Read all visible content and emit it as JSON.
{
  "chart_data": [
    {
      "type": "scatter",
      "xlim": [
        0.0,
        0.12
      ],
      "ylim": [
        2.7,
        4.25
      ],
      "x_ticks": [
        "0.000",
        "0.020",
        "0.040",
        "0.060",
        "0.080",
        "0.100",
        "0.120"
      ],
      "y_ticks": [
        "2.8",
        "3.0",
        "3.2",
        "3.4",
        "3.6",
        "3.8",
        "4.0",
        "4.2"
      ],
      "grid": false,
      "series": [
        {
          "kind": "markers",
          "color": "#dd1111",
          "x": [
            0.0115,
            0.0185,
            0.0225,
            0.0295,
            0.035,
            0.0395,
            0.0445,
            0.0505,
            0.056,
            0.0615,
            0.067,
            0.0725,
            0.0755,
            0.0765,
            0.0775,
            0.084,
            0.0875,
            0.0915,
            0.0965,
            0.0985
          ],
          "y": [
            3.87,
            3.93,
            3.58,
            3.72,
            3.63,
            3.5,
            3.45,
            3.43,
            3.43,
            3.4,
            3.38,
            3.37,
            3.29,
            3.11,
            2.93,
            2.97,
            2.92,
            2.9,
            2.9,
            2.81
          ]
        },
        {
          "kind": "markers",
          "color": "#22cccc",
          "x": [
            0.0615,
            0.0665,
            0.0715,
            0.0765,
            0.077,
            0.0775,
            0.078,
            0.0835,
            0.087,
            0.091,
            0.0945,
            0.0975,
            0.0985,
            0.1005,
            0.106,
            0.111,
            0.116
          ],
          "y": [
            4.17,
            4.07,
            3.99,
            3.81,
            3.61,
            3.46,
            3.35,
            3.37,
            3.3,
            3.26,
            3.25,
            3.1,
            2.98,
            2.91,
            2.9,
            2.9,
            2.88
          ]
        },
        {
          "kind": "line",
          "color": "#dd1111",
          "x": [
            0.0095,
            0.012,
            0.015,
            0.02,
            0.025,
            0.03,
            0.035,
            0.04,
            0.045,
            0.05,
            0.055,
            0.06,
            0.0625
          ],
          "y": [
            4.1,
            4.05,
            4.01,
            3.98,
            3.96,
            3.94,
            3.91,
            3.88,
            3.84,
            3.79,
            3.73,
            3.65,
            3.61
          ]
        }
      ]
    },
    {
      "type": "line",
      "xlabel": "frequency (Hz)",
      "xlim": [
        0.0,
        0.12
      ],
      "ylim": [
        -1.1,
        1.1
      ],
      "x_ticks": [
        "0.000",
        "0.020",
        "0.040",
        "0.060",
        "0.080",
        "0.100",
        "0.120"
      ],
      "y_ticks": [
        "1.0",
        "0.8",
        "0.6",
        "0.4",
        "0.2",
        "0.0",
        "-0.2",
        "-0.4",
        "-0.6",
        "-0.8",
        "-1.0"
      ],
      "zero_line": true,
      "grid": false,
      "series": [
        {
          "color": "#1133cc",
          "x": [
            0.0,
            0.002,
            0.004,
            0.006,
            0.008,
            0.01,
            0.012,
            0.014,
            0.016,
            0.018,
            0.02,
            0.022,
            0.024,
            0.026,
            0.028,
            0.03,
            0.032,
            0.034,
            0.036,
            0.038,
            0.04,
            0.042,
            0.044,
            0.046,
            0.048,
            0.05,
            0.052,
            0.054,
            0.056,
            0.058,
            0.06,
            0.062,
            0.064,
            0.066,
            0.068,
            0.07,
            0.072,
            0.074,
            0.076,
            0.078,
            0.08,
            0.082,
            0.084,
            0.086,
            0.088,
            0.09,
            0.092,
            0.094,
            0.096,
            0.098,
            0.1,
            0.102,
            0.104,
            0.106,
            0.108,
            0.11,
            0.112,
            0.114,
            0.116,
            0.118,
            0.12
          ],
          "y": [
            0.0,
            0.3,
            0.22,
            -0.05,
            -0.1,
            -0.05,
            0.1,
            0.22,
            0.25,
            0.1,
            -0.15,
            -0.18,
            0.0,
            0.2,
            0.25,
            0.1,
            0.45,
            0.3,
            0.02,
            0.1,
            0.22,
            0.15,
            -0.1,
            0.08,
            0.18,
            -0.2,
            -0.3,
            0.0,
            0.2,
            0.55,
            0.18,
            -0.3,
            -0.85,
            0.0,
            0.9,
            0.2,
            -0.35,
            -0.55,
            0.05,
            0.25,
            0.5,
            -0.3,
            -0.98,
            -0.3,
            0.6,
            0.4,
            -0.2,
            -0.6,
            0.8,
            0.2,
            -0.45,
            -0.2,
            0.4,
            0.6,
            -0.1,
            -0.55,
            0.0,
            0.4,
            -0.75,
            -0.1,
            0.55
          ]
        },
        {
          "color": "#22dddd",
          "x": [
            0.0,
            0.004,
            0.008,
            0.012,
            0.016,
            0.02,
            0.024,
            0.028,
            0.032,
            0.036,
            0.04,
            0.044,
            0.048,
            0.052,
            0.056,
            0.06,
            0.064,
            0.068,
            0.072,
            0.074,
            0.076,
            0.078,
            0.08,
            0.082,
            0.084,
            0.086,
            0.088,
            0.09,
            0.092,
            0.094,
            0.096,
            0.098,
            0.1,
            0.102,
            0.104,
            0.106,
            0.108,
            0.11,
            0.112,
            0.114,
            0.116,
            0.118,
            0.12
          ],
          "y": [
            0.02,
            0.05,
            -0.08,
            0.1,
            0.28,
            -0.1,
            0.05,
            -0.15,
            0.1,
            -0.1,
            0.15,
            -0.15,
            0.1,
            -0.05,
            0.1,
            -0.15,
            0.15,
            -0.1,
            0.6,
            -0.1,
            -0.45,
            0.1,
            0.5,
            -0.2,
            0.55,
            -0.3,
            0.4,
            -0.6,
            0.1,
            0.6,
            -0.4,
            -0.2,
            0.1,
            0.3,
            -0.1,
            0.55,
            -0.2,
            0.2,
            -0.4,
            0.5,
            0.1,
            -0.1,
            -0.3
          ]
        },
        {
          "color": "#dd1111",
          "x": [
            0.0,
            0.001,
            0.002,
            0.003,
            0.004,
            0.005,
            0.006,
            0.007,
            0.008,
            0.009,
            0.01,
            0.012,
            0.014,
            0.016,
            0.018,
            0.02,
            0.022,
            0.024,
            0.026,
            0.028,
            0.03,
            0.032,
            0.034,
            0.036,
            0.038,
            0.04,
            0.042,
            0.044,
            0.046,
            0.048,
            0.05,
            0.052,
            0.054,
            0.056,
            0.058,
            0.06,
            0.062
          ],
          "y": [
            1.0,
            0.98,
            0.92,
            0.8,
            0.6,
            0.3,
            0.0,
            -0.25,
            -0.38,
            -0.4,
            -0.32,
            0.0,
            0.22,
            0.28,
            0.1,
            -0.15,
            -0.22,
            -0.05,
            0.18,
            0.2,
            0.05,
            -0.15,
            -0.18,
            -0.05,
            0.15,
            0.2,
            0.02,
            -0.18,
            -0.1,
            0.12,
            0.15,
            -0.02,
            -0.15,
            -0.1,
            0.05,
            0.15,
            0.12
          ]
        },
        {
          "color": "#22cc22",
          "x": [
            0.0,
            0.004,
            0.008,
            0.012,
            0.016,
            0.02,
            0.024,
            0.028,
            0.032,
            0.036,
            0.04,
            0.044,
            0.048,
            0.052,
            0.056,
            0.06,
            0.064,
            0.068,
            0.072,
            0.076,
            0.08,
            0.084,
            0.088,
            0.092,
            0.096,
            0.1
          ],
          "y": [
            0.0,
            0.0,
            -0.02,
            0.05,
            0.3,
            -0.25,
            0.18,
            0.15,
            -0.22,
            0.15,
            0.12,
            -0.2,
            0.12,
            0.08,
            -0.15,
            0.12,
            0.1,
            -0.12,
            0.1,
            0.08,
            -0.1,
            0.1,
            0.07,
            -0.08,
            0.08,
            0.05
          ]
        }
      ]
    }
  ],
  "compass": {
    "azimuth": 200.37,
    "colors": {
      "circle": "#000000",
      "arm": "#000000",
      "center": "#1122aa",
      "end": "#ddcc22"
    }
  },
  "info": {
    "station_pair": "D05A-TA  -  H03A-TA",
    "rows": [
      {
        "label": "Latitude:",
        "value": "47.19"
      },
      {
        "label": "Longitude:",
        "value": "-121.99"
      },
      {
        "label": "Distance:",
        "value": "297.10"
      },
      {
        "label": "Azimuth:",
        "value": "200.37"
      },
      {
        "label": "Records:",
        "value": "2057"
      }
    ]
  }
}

> YOUR GOAL
Read the data above and count the lines that include "value". Answer only with the count.

> REPLY
5